Restate the listing below word for word, omitting any images.

++++

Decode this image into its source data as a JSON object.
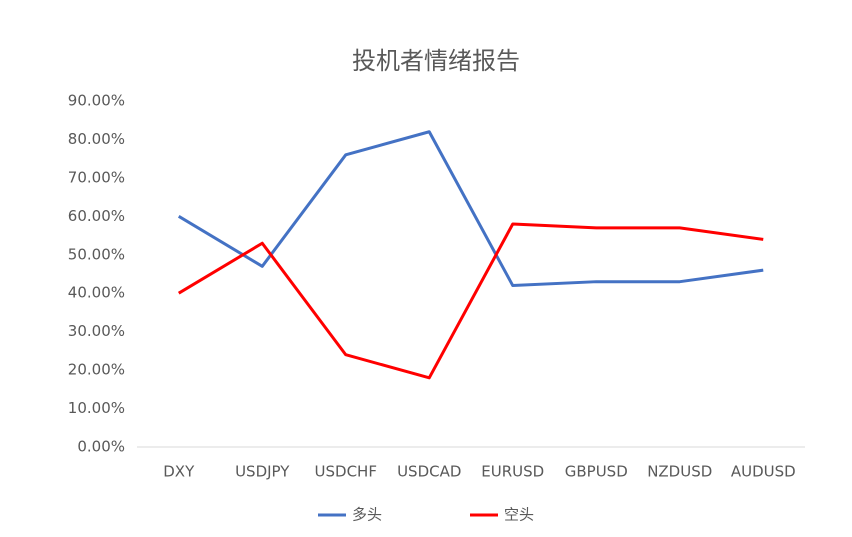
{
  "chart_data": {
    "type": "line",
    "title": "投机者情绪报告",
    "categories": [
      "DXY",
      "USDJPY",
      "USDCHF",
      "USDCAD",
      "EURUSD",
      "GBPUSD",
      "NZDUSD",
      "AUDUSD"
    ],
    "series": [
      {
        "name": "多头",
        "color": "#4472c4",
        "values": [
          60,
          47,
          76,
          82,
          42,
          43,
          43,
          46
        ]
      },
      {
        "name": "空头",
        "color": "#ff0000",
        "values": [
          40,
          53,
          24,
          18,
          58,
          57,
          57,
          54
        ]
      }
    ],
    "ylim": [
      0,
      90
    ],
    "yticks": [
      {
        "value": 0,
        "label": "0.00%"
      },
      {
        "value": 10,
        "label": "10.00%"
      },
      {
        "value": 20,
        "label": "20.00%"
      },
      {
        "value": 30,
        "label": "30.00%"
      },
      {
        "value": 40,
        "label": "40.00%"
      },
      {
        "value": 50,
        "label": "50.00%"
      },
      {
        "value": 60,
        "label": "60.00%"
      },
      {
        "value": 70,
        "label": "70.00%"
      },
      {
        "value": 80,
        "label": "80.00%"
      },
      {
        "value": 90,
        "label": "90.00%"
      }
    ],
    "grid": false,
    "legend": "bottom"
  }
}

++++

### Solved exercise
Decode this image into its source data as a JSON object.
{
  "chart_data": {
    "type": "line",
    "title": "投机者情绪报告",
    "categories": [
      "DXY",
      "USDJPY",
      "USDCHF",
      "USDCAD",
      "EURUSD",
      "GBPUSD",
      "NZDUSD",
      "AUDUSD"
    ],
    "series": [
      {
        "name": "多头",
        "color": "#4472c4",
        "values": [
          60,
          47,
          76,
          82,
          42,
          43,
          43,
          46
        ]
      },
      {
        "name": "空头",
        "color": "#ff0000",
        "values": [
          40,
          53,
          24,
          18,
          58,
          57,
          57,
          54
        ]
      }
    ],
    "ylim": [
      0,
      90
    ],
    "yticks": [
      {
        "value": 0,
        "label": "0.00%"
      },
      {
        "value": 10,
        "label": "10.00%"
      },
      {
        "value": 20,
        "label": "20.00%"
      },
      {
        "value": 30,
        "label": "30.00%"
      },
      {
        "value": 40,
        "label": "40.00%"
      },
      {
        "value": 50,
        "label": "50.00%"
      },
      {
        "value": 60,
        "label": "60.00%"
      },
      {
        "value": 70,
        "label": "70.00%"
      },
      {
        "value": 80,
        "label": "80.00%"
      },
      {
        "value": 90,
        "label": "90.00%"
      }
    ],
    "grid": false,
    "legend": "bottom"
  }
}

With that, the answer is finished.